» Data for this exercise:
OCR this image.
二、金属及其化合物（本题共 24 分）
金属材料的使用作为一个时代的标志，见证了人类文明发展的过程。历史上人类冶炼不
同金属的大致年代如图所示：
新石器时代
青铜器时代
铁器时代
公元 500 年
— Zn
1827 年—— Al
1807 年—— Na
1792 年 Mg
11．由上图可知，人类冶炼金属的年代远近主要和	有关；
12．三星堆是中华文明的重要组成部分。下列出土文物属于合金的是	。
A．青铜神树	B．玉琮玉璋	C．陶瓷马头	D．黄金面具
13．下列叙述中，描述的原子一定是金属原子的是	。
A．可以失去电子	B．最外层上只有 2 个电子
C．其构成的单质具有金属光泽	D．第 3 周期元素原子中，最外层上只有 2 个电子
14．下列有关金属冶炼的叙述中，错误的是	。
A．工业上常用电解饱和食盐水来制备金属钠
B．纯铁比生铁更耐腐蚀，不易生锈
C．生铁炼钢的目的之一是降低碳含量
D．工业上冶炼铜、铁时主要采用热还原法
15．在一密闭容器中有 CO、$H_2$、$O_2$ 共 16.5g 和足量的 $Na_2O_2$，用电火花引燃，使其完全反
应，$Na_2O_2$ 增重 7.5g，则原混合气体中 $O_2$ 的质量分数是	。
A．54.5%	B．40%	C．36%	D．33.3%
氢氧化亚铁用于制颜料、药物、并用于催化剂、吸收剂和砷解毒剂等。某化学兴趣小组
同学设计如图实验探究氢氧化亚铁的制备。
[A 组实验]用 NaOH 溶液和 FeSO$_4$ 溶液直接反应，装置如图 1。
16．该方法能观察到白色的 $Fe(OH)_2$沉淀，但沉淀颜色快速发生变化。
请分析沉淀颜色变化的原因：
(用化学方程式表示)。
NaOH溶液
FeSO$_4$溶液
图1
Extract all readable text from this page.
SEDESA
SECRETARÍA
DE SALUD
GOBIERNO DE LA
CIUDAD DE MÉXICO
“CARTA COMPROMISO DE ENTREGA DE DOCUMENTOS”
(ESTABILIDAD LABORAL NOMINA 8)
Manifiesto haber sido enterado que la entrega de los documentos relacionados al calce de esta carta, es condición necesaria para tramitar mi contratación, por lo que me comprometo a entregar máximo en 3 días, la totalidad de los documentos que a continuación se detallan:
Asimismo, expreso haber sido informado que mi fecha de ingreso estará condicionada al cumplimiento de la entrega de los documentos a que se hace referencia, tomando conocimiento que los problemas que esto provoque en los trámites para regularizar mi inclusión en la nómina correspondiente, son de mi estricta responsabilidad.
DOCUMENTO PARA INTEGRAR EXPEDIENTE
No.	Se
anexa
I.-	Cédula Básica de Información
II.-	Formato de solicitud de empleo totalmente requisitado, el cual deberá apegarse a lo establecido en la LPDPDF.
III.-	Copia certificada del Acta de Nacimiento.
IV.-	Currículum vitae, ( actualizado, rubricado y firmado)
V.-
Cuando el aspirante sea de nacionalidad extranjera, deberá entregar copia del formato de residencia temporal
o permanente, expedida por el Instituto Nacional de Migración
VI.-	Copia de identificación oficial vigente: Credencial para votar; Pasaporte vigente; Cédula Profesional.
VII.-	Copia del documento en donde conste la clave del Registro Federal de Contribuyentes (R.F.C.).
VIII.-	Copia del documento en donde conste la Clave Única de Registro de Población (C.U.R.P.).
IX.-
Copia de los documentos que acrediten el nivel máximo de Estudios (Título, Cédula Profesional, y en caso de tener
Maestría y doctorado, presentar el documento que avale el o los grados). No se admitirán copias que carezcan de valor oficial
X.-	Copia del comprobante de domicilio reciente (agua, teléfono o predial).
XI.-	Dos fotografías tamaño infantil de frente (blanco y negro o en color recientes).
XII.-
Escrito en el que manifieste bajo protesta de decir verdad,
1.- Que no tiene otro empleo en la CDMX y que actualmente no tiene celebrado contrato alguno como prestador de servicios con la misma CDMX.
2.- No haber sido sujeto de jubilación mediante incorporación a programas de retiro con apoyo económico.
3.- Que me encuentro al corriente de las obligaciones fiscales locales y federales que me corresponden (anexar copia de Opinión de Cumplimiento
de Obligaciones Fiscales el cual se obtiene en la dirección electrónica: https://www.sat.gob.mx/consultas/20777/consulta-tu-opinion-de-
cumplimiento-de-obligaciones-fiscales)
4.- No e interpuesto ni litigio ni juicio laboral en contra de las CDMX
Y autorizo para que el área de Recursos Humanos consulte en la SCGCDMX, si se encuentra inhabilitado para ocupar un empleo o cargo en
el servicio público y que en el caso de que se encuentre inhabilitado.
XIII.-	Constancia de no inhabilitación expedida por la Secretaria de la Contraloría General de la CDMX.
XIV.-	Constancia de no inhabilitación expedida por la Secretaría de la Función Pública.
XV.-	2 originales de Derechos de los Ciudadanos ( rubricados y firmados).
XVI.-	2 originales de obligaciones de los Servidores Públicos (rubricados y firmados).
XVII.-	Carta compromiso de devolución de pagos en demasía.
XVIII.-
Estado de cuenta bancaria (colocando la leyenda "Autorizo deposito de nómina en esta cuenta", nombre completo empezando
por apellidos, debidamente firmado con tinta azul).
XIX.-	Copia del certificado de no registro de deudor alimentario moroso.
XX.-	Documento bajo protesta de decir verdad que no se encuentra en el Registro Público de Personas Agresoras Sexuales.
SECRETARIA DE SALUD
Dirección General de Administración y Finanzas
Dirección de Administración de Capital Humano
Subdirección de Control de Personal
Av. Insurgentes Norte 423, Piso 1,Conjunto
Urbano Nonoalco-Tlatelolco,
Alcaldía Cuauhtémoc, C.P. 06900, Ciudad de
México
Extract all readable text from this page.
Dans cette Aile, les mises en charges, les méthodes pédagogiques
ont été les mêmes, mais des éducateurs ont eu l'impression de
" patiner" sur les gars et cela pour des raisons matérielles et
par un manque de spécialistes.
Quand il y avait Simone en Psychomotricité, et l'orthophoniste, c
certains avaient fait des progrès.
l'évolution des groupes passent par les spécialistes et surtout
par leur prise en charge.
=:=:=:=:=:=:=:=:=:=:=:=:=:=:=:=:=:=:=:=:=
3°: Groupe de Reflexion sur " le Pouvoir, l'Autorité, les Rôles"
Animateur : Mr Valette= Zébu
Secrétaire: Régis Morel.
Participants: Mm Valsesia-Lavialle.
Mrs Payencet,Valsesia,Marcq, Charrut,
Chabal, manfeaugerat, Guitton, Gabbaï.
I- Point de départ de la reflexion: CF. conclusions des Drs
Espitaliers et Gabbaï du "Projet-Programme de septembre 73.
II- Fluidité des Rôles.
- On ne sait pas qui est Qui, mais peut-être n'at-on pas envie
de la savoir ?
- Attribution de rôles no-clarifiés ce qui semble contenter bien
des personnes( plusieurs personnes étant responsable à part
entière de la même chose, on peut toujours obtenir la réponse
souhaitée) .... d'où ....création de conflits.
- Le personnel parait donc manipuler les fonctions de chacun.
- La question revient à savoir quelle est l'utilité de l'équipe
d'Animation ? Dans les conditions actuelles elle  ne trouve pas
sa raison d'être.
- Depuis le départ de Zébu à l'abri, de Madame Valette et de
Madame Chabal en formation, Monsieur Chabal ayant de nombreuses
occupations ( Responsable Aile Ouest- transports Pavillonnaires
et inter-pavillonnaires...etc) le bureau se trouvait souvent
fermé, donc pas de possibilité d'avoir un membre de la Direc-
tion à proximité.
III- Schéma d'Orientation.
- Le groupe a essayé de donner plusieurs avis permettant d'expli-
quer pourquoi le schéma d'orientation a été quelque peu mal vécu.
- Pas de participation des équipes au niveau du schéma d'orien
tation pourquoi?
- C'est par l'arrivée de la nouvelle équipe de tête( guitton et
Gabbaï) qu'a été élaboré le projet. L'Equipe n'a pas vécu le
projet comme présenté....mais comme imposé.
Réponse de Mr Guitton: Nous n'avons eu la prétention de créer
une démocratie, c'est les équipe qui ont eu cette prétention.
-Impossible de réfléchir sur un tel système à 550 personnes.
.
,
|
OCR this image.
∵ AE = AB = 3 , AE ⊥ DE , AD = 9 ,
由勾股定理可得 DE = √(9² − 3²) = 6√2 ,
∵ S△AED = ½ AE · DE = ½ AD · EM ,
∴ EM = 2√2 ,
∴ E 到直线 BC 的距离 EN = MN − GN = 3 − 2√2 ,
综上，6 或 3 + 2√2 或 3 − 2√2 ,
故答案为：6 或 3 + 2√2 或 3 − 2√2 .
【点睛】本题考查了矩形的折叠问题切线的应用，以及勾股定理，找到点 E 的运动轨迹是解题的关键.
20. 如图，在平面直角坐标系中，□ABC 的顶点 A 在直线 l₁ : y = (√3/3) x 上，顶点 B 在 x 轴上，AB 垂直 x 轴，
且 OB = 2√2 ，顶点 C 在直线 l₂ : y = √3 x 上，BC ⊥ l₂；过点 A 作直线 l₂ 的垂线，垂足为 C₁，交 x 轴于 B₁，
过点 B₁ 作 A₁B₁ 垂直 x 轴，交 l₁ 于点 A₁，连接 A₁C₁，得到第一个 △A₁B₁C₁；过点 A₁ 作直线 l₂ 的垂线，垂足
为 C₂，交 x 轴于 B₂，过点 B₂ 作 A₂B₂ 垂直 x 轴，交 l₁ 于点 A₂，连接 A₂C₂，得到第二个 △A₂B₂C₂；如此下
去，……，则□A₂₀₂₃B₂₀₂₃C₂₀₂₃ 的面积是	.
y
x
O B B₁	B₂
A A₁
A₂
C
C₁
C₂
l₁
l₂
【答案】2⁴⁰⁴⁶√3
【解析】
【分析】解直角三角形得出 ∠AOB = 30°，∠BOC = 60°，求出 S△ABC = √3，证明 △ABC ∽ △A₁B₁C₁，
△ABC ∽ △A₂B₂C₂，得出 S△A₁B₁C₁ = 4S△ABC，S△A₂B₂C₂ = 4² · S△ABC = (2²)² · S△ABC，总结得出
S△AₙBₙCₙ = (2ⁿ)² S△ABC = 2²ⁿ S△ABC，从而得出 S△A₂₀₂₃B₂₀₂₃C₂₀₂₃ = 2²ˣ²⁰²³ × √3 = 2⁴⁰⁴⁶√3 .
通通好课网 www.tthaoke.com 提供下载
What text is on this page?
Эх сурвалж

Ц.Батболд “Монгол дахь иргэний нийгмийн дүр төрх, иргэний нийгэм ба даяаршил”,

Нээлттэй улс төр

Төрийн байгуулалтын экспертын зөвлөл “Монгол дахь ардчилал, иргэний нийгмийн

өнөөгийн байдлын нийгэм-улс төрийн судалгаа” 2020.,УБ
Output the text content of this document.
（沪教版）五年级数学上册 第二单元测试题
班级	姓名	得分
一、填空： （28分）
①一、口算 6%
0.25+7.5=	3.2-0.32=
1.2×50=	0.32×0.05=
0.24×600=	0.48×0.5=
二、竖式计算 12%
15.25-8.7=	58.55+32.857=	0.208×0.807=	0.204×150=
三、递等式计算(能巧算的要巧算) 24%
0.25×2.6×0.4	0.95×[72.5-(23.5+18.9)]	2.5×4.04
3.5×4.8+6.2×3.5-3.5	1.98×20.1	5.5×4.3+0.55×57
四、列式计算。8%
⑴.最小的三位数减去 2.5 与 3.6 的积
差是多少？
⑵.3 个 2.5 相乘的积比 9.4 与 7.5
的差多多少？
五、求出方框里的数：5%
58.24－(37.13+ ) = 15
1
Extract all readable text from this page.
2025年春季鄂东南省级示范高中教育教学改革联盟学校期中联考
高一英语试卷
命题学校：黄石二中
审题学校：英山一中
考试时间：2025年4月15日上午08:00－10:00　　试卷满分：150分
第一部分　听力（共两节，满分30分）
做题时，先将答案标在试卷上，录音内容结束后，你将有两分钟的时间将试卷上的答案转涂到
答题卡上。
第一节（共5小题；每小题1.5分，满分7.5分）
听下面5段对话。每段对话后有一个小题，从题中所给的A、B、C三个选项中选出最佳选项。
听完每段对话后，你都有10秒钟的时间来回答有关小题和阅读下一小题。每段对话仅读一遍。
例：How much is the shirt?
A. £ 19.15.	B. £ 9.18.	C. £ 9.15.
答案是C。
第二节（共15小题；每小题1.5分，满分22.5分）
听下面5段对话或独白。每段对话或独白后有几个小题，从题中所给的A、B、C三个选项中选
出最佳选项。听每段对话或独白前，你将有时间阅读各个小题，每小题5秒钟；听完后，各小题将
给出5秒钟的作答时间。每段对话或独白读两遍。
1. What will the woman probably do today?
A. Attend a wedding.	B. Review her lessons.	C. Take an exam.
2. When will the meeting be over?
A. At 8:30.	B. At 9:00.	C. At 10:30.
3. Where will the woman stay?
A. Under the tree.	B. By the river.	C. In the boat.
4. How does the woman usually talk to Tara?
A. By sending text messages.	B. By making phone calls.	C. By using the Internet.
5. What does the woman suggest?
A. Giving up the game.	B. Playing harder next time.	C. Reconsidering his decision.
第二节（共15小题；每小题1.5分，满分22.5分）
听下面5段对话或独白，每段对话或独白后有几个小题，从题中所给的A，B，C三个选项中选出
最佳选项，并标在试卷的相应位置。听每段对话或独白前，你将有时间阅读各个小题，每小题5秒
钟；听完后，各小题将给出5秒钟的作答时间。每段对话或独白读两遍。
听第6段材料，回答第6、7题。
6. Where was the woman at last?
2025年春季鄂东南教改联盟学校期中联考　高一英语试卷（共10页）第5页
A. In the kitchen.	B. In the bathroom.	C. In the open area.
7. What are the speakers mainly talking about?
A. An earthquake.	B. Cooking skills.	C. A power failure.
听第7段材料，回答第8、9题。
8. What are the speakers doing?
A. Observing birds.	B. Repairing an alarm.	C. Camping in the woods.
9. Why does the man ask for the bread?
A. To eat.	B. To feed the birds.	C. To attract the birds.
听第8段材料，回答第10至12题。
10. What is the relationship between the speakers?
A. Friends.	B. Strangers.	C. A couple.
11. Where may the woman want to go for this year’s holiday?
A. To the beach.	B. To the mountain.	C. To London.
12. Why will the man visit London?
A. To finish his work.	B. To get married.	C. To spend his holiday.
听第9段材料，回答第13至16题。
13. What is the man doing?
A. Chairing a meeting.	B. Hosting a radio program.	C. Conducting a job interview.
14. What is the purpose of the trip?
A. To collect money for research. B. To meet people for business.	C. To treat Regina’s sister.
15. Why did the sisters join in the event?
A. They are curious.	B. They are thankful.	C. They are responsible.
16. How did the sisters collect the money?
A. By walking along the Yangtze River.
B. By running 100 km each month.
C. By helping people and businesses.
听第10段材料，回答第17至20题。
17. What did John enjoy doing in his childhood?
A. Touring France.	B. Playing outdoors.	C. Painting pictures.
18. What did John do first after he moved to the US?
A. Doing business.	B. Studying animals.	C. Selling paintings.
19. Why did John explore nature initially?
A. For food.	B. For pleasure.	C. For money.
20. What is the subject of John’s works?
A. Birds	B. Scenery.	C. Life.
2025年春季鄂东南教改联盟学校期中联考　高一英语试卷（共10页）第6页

» Set task: Copy every line in the entries above that has the string "Chabal" in it.

» Completed task:
Chabal, manfeaugerat, Guitton, Gabbaï.
Madame Chabal en formation, Monsieur Chabal ayant de nombreuses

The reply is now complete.